- [Task to complete] Can you find the lines of the listing that include "colors" and copy every one?

- [Provided records]
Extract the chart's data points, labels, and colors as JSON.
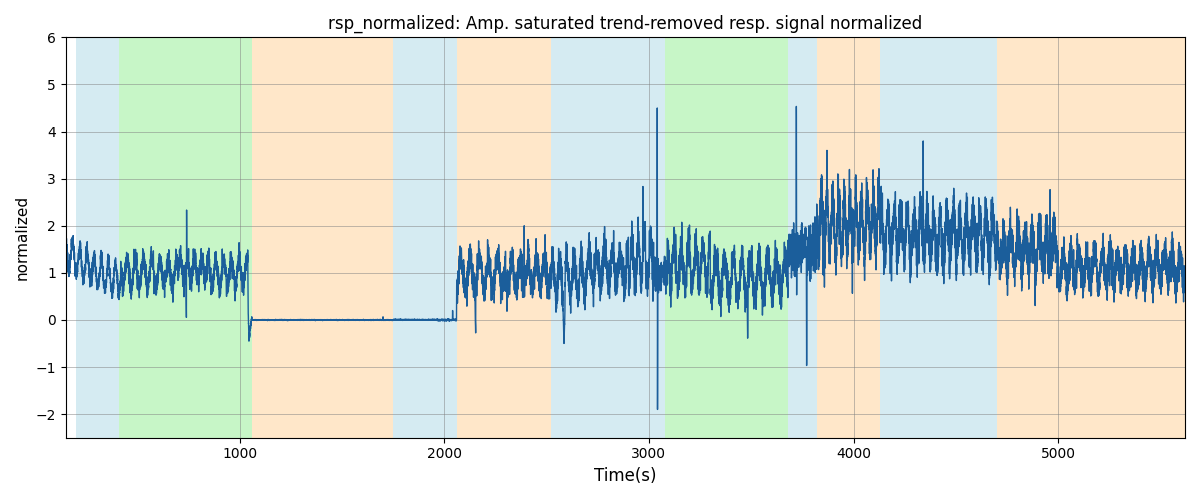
{
  "title": "rsp_normalized: Amp. saturated trend-removed resp. signal normalized",
  "xlabel": "Time(s)",
  "ylabel": "normalized",
  "ylim": [
    -2.5,
    6
  ],
  "xlim": [
    150,
    5620
  ],
  "yticks": [
    -2,
    -1,
    0,
    1,
    2,
    3,
    4,
    5,
    6
  ],
  "xticks": [
    1000,
    2000,
    3000,
    4000,
    5000
  ],
  "bg_regions": [
    {
      "xmin": 200,
      "xmax": 410,
      "color": "#add8e6",
      "alpha": 0.5
    },
    {
      "xmin": 410,
      "xmax": 1060,
      "color": "#90ee90",
      "alpha": 0.5
    },
    {
      "xmin": 1060,
      "xmax": 1750,
      "color": "#ffd59e",
      "alpha": 0.55
    },
    {
      "xmin": 1750,
      "xmax": 2060,
      "color": "#add8e6",
      "alpha": 0.5
    },
    {
      "xmin": 2060,
      "xmax": 2520,
      "color": "#ffd59e",
      "alpha": 0.55
    },
    {
      "xmin": 2520,
      "xmax": 2960,
      "color": "#add8e6",
      "alpha": 0.5
    },
    {
      "xmin": 2960,
      "xmax": 3080,
      "color": "#add8e6",
      "alpha": 0.5
    },
    {
      "xmin": 3080,
      "xmax": 3680,
      "color": "#90ee90",
      "alpha": 0.5
    },
    {
      "xmin": 3680,
      "xmax": 3820,
      "color": "#add8e6",
      "alpha": 0.5
    },
    {
      "xmin": 3820,
      "xmax": 4130,
      "color": "#ffd59e",
      "alpha": 0.55
    },
    {
      "xmin": 4130,
      "xmax": 4700,
      "color": "#add8e6",
      "alpha": 0.5
    },
    {
      "xmin": 4700,
      "xmax": 5000,
      "color": "#ffd59e",
      "alpha": 0.55
    },
    {
      "xmin": 5000,
      "xmax": 5620,
      "color": "#ffd59e",
      "alpha": 0.55
    }
  ],
  "line_color": "#1b5e9b",
  "line_width": 1.0,
  "figsize": [
    12,
    5
  ],
  "dpi": 100
}
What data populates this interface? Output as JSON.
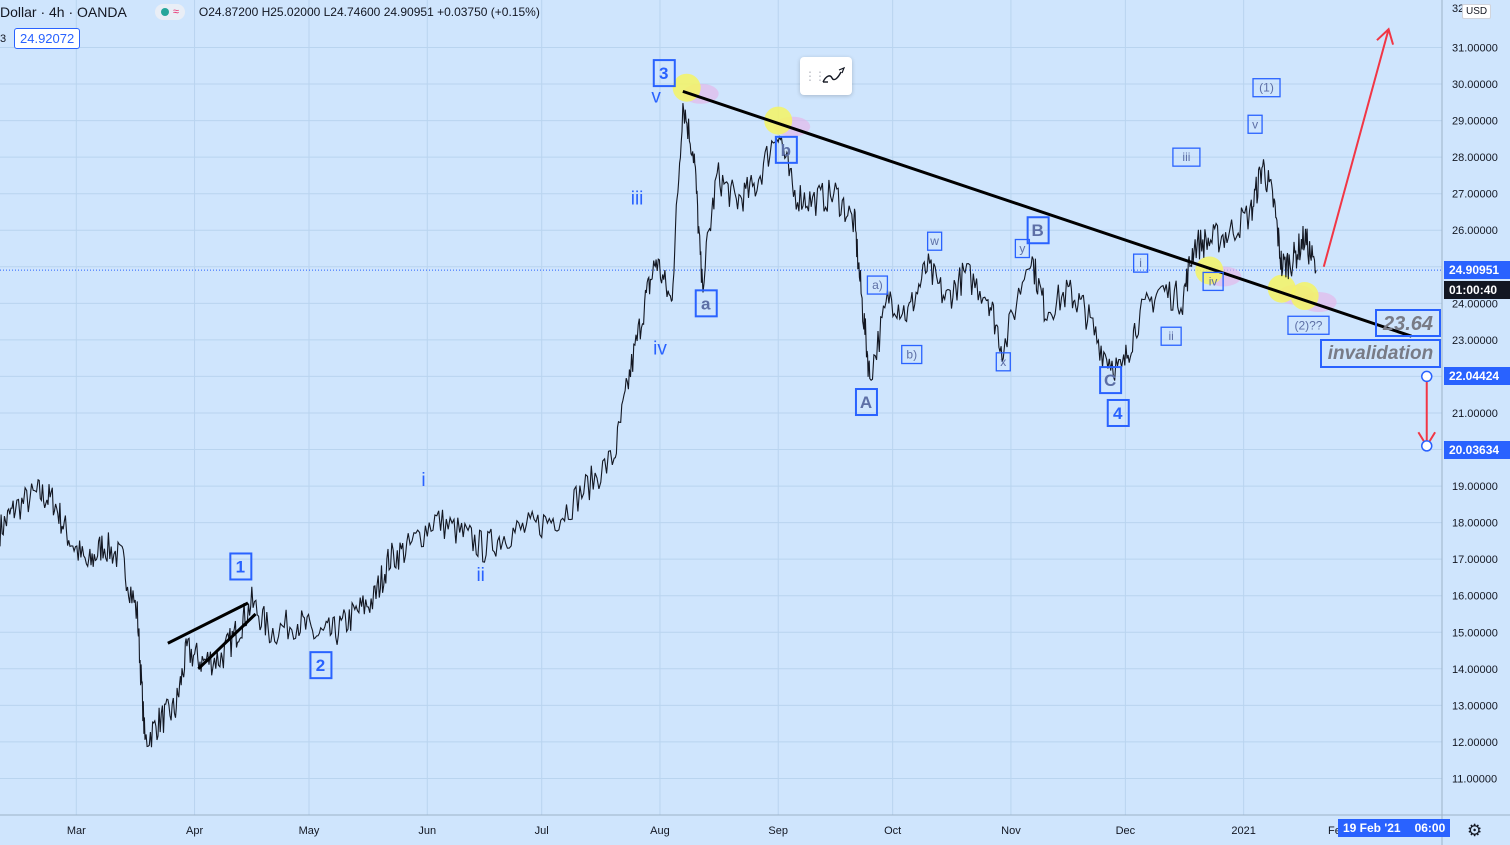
{
  "header": {
    "symbol": "Dollar · 4h · OANDA",
    "ohlc": "O24.87200 H25.02000 L24.74600 24.90951 +0.03750 (+0.15%)",
    "current_box": "24.92072",
    "left_fragment": "3"
  },
  "toolbar": {
    "grip_icon": "drag-grip-icon",
    "draw_icon": "brush-icon"
  },
  "colors": {
    "background": "#cfe5fd",
    "grid": "#b9d4ef",
    "price_line": "#131722",
    "wave_label": "#2962ff",
    "arrow": "#f23645",
    "highlight_circle": "#f5f564",
    "price_box": "#2962ff"
  },
  "price_axis": {
    "currency": "USD",
    "current_price": "24.90951",
    "countdown": "01:00:40",
    "level_upper": "22.04424",
    "level_lower": "20.03634",
    "top_cut_label": "32.0"
  },
  "time_axis": {
    "cursor_date": "19 Feb '21",
    "cursor_time": "06:00",
    "cut_label": "Fe",
    "settings_icon": "gear-icon"
  },
  "annotations": {
    "target": "23.64",
    "invalidation": "invalidation"
  },
  "chart_data": {
    "type": "line",
    "title": "",
    "xlabel": "",
    "ylabel": "",
    "x_ticks": [
      "Mar",
      "Apr",
      "May",
      "Jun",
      "Jul",
      "Aug",
      "Sep",
      "Oct",
      "Nov",
      "Dec",
      "2021"
    ],
    "y_ticks": [
      "11.00000",
      "12.00000",
      "13.00000",
      "14.00000",
      "15.00000",
      "16.00000",
      "17.00000",
      "18.00000",
      "19.00000",
      "20.00000",
      "21.00000",
      "22.00000",
      "23.00000",
      "24.00000",
      "25.00000",
      "26.00000",
      "27.00000",
      "28.00000",
      "29.00000",
      "30.00000",
      "31.00000"
    ],
    "ylim": [
      10.0,
      32.3
    ],
    "xlim": [
      "2020-02-10",
      "2021-02-22"
    ],
    "grid": true,
    "series": [
      {
        "values": [
          [
            "2020-02-10",
            17.8
          ],
          [
            "2020-02-14",
            18.4
          ],
          [
            "2020-02-20",
            18.8
          ],
          [
            "2020-02-24",
            18.6
          ],
          [
            "2020-02-28",
            17.6
          ],
          [
            "2020-03-04",
            16.8
          ],
          [
            "2020-03-08",
            17.4
          ],
          [
            "2020-03-13",
            17.0
          ],
          [
            "2020-03-17",
            15.5
          ],
          [
            "2020-03-19",
            12.0
          ],
          [
            "2020-03-23",
            12.6
          ],
          [
            "2020-03-27",
            12.9
          ],
          [
            "2020-03-30",
            14.5
          ],
          [
            "2020-04-03",
            14.2
          ],
          [
            "2020-04-08",
            14.3
          ],
          [
            "2020-04-12",
            15.0
          ],
          [
            "2020-04-16",
            15.8
          ],
          [
            "2020-04-21",
            15.0
          ],
          [
            "2020-04-28",
            15.3
          ],
          [
            "2020-05-03",
            14.9
          ],
          [
            "2020-05-08",
            15.0
          ],
          [
            "2020-05-13",
            15.5
          ],
          [
            "2020-05-18",
            15.9
          ],
          [
            "2020-05-22",
            17.0
          ],
          [
            "2020-05-27",
            17.3
          ],
          [
            "2020-06-03",
            18.1
          ],
          [
            "2020-06-10",
            17.7
          ],
          [
            "2020-06-16",
            17.3
          ],
          [
            "2020-06-22",
            17.7
          ],
          [
            "2020-06-29",
            17.9
          ],
          [
            "2020-07-06",
            18.2
          ],
          [
            "2020-07-13",
            19.0
          ],
          [
            "2020-07-20",
            19.8
          ],
          [
            "2020-07-24",
            22.0
          ],
          [
            "2020-07-28",
            24.0
          ],
          [
            "2020-07-31",
            25.2
          ],
          [
            "2020-08-04",
            24.0
          ],
          [
            "2020-08-07",
            29.5
          ],
          [
            "2020-08-10",
            28.0
          ],
          [
            "2020-08-12",
            24.5
          ],
          [
            "2020-08-16",
            27.5
          ],
          [
            "2020-08-21",
            26.8
          ],
          [
            "2020-08-26",
            27.2
          ],
          [
            "2020-09-01",
            28.8
          ],
          [
            "2020-09-05",
            27.0
          ],
          [
            "2020-09-10",
            26.8
          ],
          [
            "2020-09-16",
            27.0
          ],
          [
            "2020-09-21",
            26.2
          ],
          [
            "2020-09-23",
            24.0
          ],
          [
            "2020-09-25",
            22.0
          ],
          [
            "2020-09-30",
            24.2
          ],
          [
            "2020-10-05",
            23.7
          ],
          [
            "2020-10-10",
            25.0
          ],
          [
            "2020-10-15",
            24.1
          ],
          [
            "2020-10-20",
            24.8
          ],
          [
            "2020-10-26",
            24.2
          ],
          [
            "2020-10-30",
            22.7
          ],
          [
            "2020-11-06",
            25.4
          ],
          [
            "2020-11-10",
            23.8
          ],
          [
            "2020-11-16",
            24.3
          ],
          [
            "2020-11-20",
            23.9
          ],
          [
            "2020-11-25",
            22.7
          ],
          [
            "2020-11-30",
            22.1
          ],
          [
            "2020-12-04",
            23.5
          ],
          [
            "2020-12-10",
            24.4
          ],
          [
            "2020-12-16",
            24.1
          ],
          [
            "2020-12-19",
            25.6
          ],
          [
            "2020-12-23",
            25.7
          ],
          [
            "2020-12-28",
            25.9
          ],
          [
            "2021-01-03",
            26.5
          ],
          [
            "2021-01-06",
            27.8
          ],
          [
            "2021-01-09",
            26.7
          ],
          [
            "2021-01-11",
            25.0
          ],
          [
            "2021-01-14",
            25.2
          ],
          [
            "2021-01-17",
            25.8
          ],
          [
            "2021-01-20",
            24.9
          ]
        ]
      }
    ],
    "trendlines": [
      {
        "from": [
          "2020-08-07",
          29.8
        ],
        "to": [
          "2021-02-14",
          23.1
        ]
      },
      {
        "from": [
          "2020-03-25",
          14.7
        ],
        "to": [
          "2020-04-15",
          15.8
        ]
      },
      {
        "from": [
          "2020-04-02",
          14.0
        ],
        "to": [
          "2020-04-17",
          15.5
        ]
      }
    ],
    "arrows": [
      {
        "from": [
          "2021-01-22",
          25.0
        ],
        "to": [
          "2021-02-08",
          31.5
        ]
      },
      {
        "from": [
          "2021-02-18",
          22.0
        ],
        "to": [
          "2021-02-18",
          20.1
        ]
      }
    ],
    "highlights": [
      [
        "2020-08-08",
        29.9
      ],
      [
        "2020-09-01",
        29.0
      ],
      [
        "2020-12-23",
        24.9
      ],
      [
        "2021-01-11",
        24.4
      ],
      [
        "2021-01-17",
        24.2
      ]
    ],
    "wave_labels_boxed": [
      {
        "text": "1",
        "at": [
          "2020-04-13",
          16.8
        ]
      },
      {
        "text": "2",
        "at": [
          "2020-05-04",
          14.1
        ]
      },
      {
        "text": "3",
        "at": [
          "2020-08-02",
          30.3
        ]
      },
      {
        "text": "a",
        "at": [
          "2020-08-13",
          24.0
        ]
      },
      {
        "text": "b",
        "at": [
          "2020-09-03",
          28.2
        ]
      },
      {
        "text": "A",
        "at": [
          "2020-09-24",
          21.3
        ]
      },
      {
        "text": "B",
        "at": [
          "2020-11-08",
          26.0
        ]
      },
      {
        "text": "C",
        "at": [
          "2020-11-27",
          21.9
        ]
      },
      {
        "text": "4",
        "at": [
          "2020-11-29",
          21.0
        ]
      }
    ],
    "wave_labels_small": [
      {
        "text": "a)",
        "at": [
          "2020-09-27",
          24.5
        ]
      },
      {
        "text": "b)",
        "at": [
          "2020-10-06",
          22.6
        ]
      },
      {
        "text": "w",
        "at": [
          "2020-10-12",
          25.7
        ]
      },
      {
        "text": "x",
        "at": [
          "2020-10-30",
          22.4
        ]
      },
      {
        "text": "y",
        "at": [
          "2020-11-04",
          25.5
        ]
      },
      {
        "text": "i",
        "at": [
          "2020-12-05",
          25.1
        ]
      },
      {
        "text": "ii",
        "at": [
          "2020-12-13",
          23.1
        ]
      },
      {
        "text": "iii",
        "at": [
          "2020-12-17",
          28.0
        ]
      },
      {
        "text": "iv",
        "at": [
          "2020-12-24",
          24.6
        ]
      },
      {
        "text": "v",
        "at": [
          "2021-01-04",
          28.9
        ]
      },
      {
        "text": "(1)",
        "at": [
          "2021-01-07",
          29.9
        ]
      },
      {
        "text": "(2)??",
        "at": [
          "2021-01-18",
          23.4
        ]
      }
    ],
    "wave_labels_text": [
      {
        "text": "i",
        "at": [
          "2020-05-31",
          19.0
        ]
      },
      {
        "text": "ii",
        "at": [
          "2020-06-15",
          16.4
        ]
      },
      {
        "text": "iii",
        "at": [
          "2020-07-26",
          26.7
        ]
      },
      {
        "text": "iv",
        "at": [
          "2020-08-01",
          22.6
        ]
      },
      {
        "text": "v",
        "at": [
          "2020-07-31",
          29.5
        ]
      }
    ]
  }
}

- [Solution below]
Extract the chart's data points, labels, and colors as JSON.
  "colors": {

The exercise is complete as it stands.